▸ TASK: Find each line holding "while" and copy it out.

*****

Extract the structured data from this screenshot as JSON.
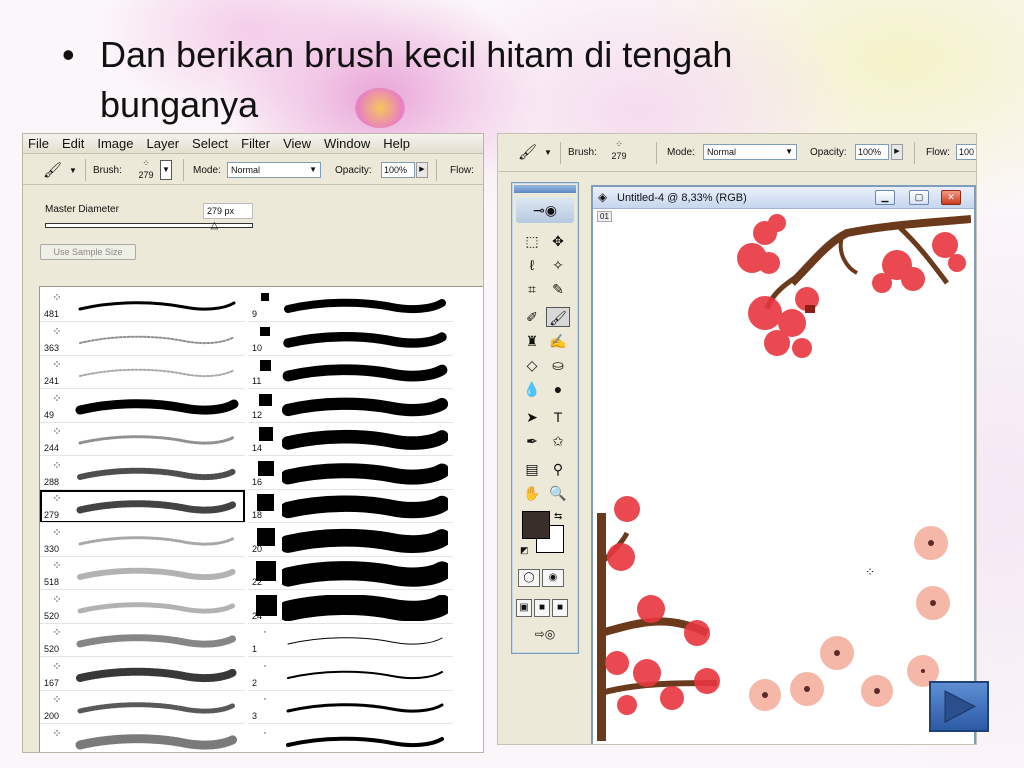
{
  "slide": {
    "bullet_glyph": "•",
    "bullet_text": "Dan berikan brush kecil hitam di tengah bunganya"
  },
  "left_app": {
    "menu": [
      "File",
      "Edit",
      "Image",
      "Layer",
      "Select",
      "Filter",
      "View",
      "Window",
      "Help"
    ],
    "options": {
      "brush_label": "Brush:",
      "brush_size": "279",
      "mode_label": "Mode:",
      "mode_value": "Normal",
      "opacity_label": "Opacity:",
      "opacity_value": "100%",
      "flow_label": "Flow:"
    },
    "brush_picker": {
      "master_diameter_label": "Master Diameter",
      "master_diameter_value": "279 px",
      "master_diameter_fraction": 0.82,
      "sample_size_button": "Use Sample Size",
      "left_column": [
        "481",
        "363",
        "241",
        "49",
        "244",
        "288",
        "279",
        "330",
        "518",
        "520",
        "520",
        "167",
        "200",
        ""
      ],
      "right_column": [
        "9",
        "10",
        "11",
        "12",
        "14",
        "16",
        "18",
        "20",
        "22",
        "24",
        "1",
        "2",
        "3",
        ""
      ],
      "selected": "279"
    }
  },
  "right_app": {
    "options": {
      "brush_label": "Brush:",
      "brush_size": "279",
      "mode_label": "Mode:",
      "mode_value": "Normal",
      "opacity_label": "Opacity:",
      "opacity_value": "100%",
      "flow_label": "Flow:",
      "flow_value": "100"
    },
    "document": {
      "title": "Untitled-4 @ 8,33% (RGB)",
      "info_tag": "01"
    },
    "colors": {
      "foreground": "#3a2e2b",
      "background": "#ffffff",
      "blossom": "#e8363f",
      "peach": "#f4b4a4",
      "branch": "#6b3a1c"
    }
  },
  "navigation": {
    "next_icon": "play-triangle-icon"
  }
}
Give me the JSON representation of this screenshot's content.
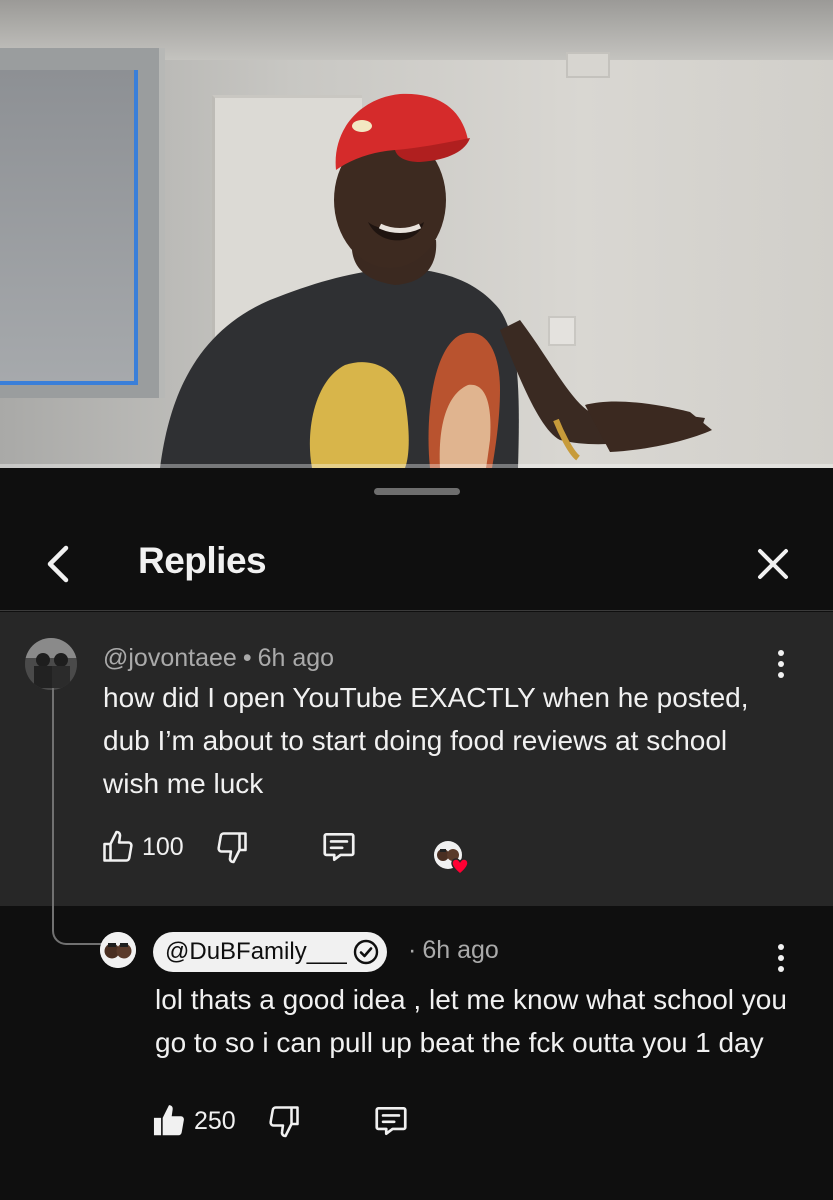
{
  "video": {
    "progress_fraction": 0.0
  },
  "header": {
    "title": "Replies",
    "back_icon": "chevron-left-icon",
    "close_icon": "close-icon"
  },
  "parent_comment": {
    "username": "@jovontaee",
    "separator": "•",
    "time": "6h ago",
    "text": "how did I open YouTube EXACTLY when he posted, dub I’m about to start doing food reviews at school wish me luck",
    "likes": "100",
    "icons": [
      "thumbs-up-icon",
      "thumbs-down-icon",
      "reply-icon",
      "creator-heart-icon",
      "more-icon"
    ]
  },
  "reply_comment": {
    "username": "@DuBFamily___",
    "verified": true,
    "separator": "·",
    "time": "6h ago",
    "text": "lol thats a good idea , let me know what school you go to so i can pull up beat the fck outta you 1 day",
    "likes": "250",
    "liked": true,
    "icons": [
      "thumbs-up-filled-icon",
      "thumbs-down-icon",
      "reply-icon",
      "verified-check-icon",
      "more-icon"
    ]
  },
  "colors": {
    "background": "#0f0f0f",
    "highlight_background": "#272727",
    "text_primary": "#f1f1f1",
    "text_secondary": "#aaaaaa",
    "heart": "#ff0033"
  }
}
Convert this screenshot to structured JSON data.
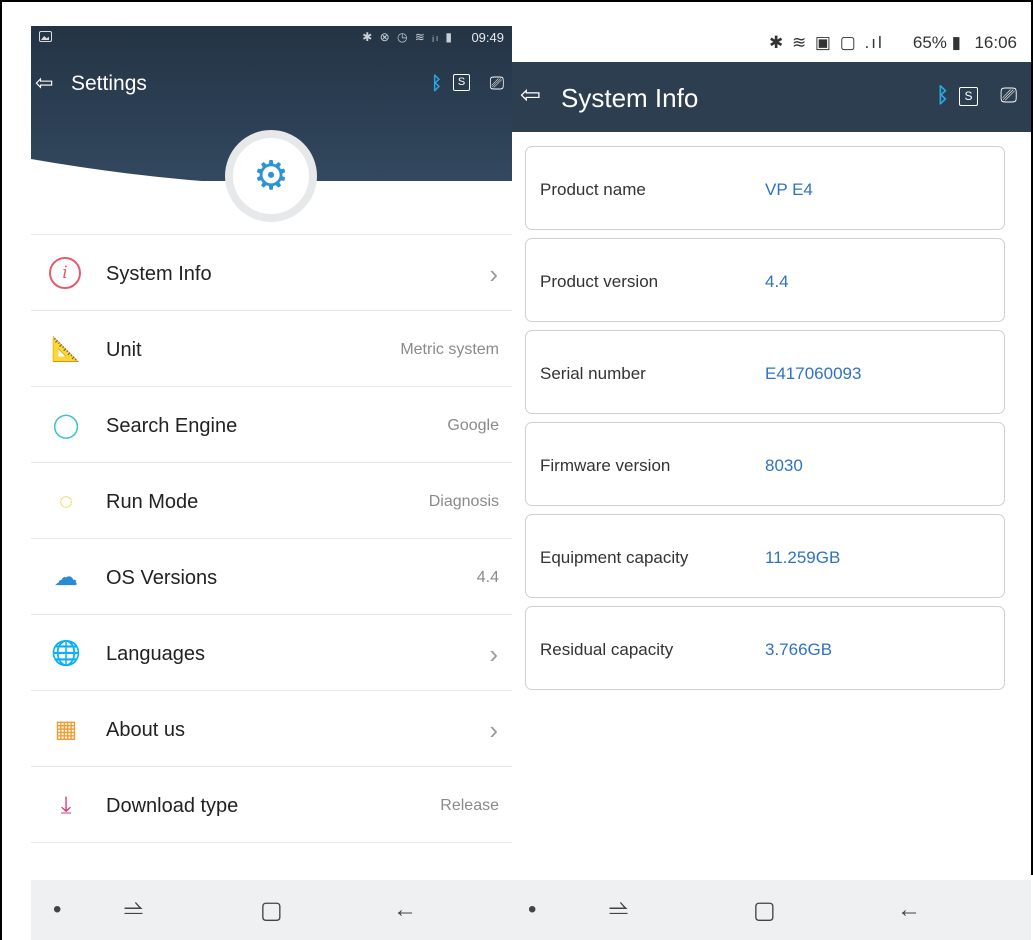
{
  "left": {
    "status": {
      "icons": "✱ ⊗ ◷ ≋ ᵢₗ ▮ ",
      "time": "09:49"
    },
    "title": "Settings",
    "items": [
      {
        "label": "System Info",
        "value": "",
        "chevron": "›",
        "icon": "info-circle"
      },
      {
        "label": "Unit",
        "value": "Metric system",
        "chevron": "",
        "icon": "ruler"
      },
      {
        "label": "Search Engine",
        "value": "Google",
        "chevron": "",
        "icon": "search"
      },
      {
        "label": "Run Mode",
        "value": "Diagnosis",
        "chevron": "",
        "icon": "run-circle"
      },
      {
        "label": "OS Versions",
        "value": "4.4",
        "chevron": "",
        "icon": "cloud-upload"
      },
      {
        "label": "Languages",
        "value": "",
        "chevron": "›",
        "icon": "globe"
      },
      {
        "label": "About us",
        "value": "",
        "chevron": "›",
        "icon": "building"
      },
      {
        "label": "Download type",
        "value": "Release",
        "chevron": "",
        "icon": "download"
      }
    ]
  },
  "right": {
    "status": {
      "icons": "✱ ≋ ▣ ▢ .ıl",
      "battery": "65% ▮",
      "time": "16:06"
    },
    "title": "System Info",
    "info": [
      {
        "label": "Product name",
        "value": "VP E4"
      },
      {
        "label": "Product version",
        "value": "4.4"
      },
      {
        "label": "Serial number",
        "value": "E417060093"
      },
      {
        "label": "Firmware version",
        "value": "8030"
      },
      {
        "label": "Equipment capacity",
        "value": "11.259GB"
      },
      {
        "label": "Residual capacity",
        "value": "3.766GB"
      }
    ]
  },
  "nav": {
    "dot": "•",
    "recent": "⥬",
    "home": "▢",
    "back": "←"
  },
  "colors": {
    "header_bg": "#2c3e50",
    "accent_blue": "#2f72c4",
    "bluetooth": "#27a9e0"
  }
}
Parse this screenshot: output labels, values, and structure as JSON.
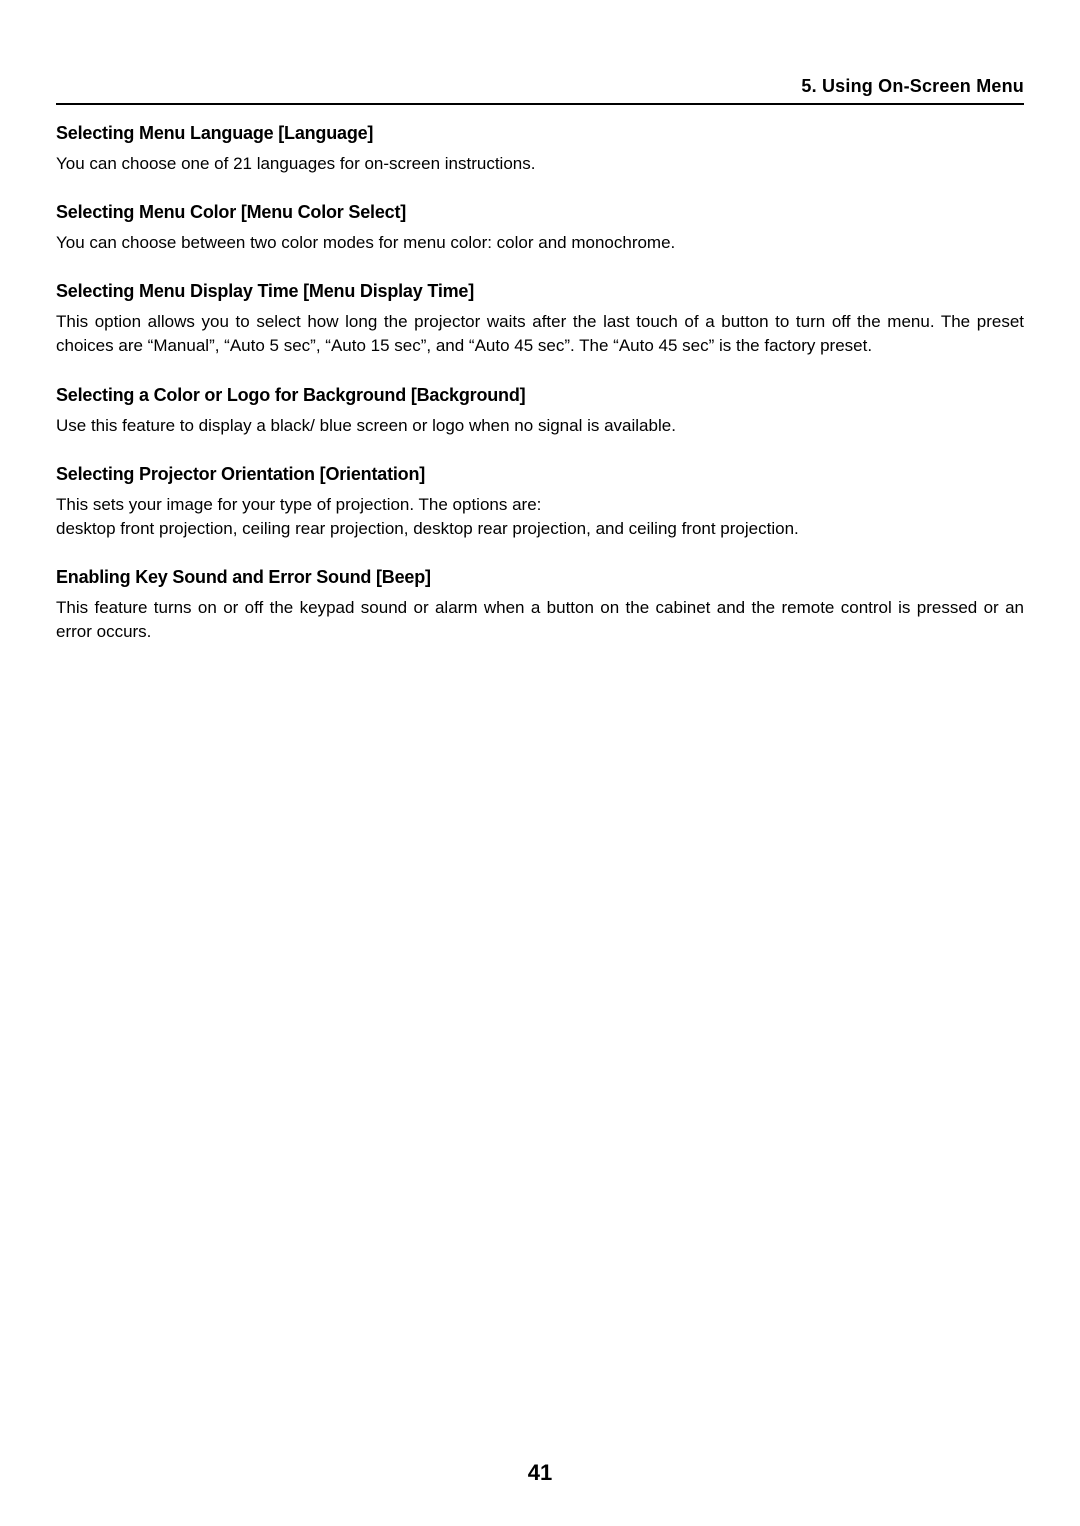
{
  "header": {
    "chapter": "5. Using On-Screen Menu"
  },
  "sections": [
    {
      "heading": "Selecting Menu Language [Language]",
      "body": "You can choose one of 21 languages for on-screen instructions."
    },
    {
      "heading": "Selecting Menu Color [Menu Color Select]",
      "body": "You can choose between two color modes for menu color: color and monochrome."
    },
    {
      "heading": "Selecting Menu Display Time [Menu Display Time]",
      "body": "This option allows you to select how long the projector waits after the last touch of a button to turn off the menu. The preset choices are “Manual”, “Auto 5 sec”, “Auto 15 sec”, and “Auto 45 sec”. The “Auto 45 sec” is the factory preset."
    },
    {
      "heading": "Selecting a Color or Logo for Background [Background]",
      "body": "Use this feature to display a black/ blue screen or logo when no signal is available."
    },
    {
      "heading": "Selecting Projector Orientation [Orientation]",
      "body_line1": "This sets your image for your type of projection. The options are:",
      "body_line2": "desktop front projection, ceiling rear projection, desktop rear projection, and ceiling front projection."
    },
    {
      "heading": "Enabling Key Sound and Error Sound [Beep]",
      "body": "This feature turns on or off the keypad sound or alarm when a button on the cabinet and the remote control is pressed or an error occurs."
    }
  ],
  "page_number": "41"
}
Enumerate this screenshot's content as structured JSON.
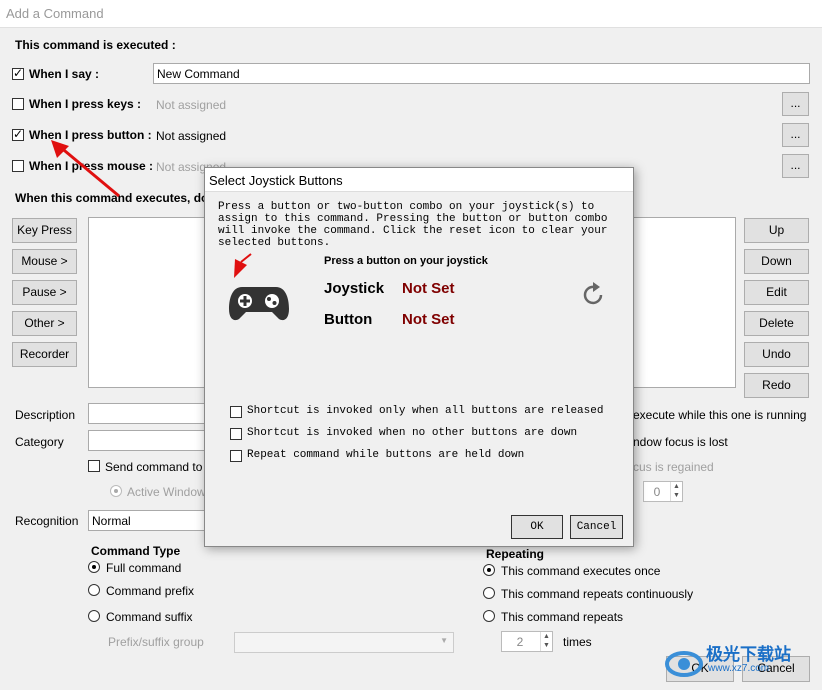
{
  "window": {
    "title": "Add a Command"
  },
  "executed_header": "This command is executed :",
  "triggers": {
    "say": {
      "label": "When I say :",
      "value": "New Command",
      "checked": true
    },
    "keys": {
      "label": "When I press keys :",
      "value": "Not assigned",
      "checked": false
    },
    "button": {
      "label": "When I press button :",
      "value": "Not assigned",
      "checked": true
    },
    "mouse": {
      "label": "When I press mouse :",
      "value": "Not assigned",
      "checked": false
    },
    "browse_label": "..."
  },
  "executes_header": "When this command executes, do th",
  "left_buttons": [
    "Key Press",
    "Mouse >",
    "Pause >",
    "Other >",
    "Recorder"
  ],
  "right_buttons": [
    "Up",
    "Down",
    "Edit",
    "Delete",
    "Undo",
    "Redo"
  ],
  "fields": {
    "description_label": "Description",
    "category_label": "Category",
    "send_command_label": "Send command to t",
    "active_window_label": "Active Window",
    "execute_while_label": "execute while this one is running",
    "window_focus_lost_label": "ndow focus is lost",
    "focus_regained_label": "cus is regained",
    "spin_value": "0",
    "recognition_label": "Recognition",
    "recognition_value": "Normal"
  },
  "command_type": {
    "header": "Command Type",
    "options": [
      "Full command",
      "Command prefix",
      "Command suffix"
    ],
    "selected": 0,
    "prefix_group_label": "Prefix/suffix group"
  },
  "repeating": {
    "header": "Repeating",
    "options": [
      "This command executes once",
      "This command repeats continuously",
      "This command repeats"
    ],
    "selected": 0,
    "times_value": "2",
    "times_label": "times"
  },
  "footer": {
    "ok_label": "OK",
    "cancel_label": "Cancel"
  },
  "dialog": {
    "title": "Select Joystick Buttons",
    "instructions": "Press a button or two-button combo on your joystick(s) to assign to this command.  Pressing the button or button combo will invoke the command.  Click the reset icon to clear your selected buttons.",
    "prompt": "Press a button on your joystick",
    "joystick_label": "Joystick",
    "joystick_value": "Not Set",
    "button_label": "Button",
    "button_value": "Not Set",
    "options": [
      "Shortcut is invoked only when all buttons are released",
      "Shortcut is invoked when no other buttons are down",
      "Repeat command while buttons are held down"
    ],
    "ok_label": "OK",
    "cancel_label": "Cancel"
  },
  "watermark": {
    "text": "极光下载站",
    "url": "www.xz7.com"
  },
  "icons": {
    "gamepad": "gamepad-icon",
    "reset": "reset-icon",
    "arrow": "red-arrow-annotation"
  },
  "colors": {
    "not_set": "#7f0000",
    "arrow": "#e01010"
  }
}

*****

▸ REPLY:
    "execute_while_label": "execute while this one is running",
      "Repeat command while buttons are held down"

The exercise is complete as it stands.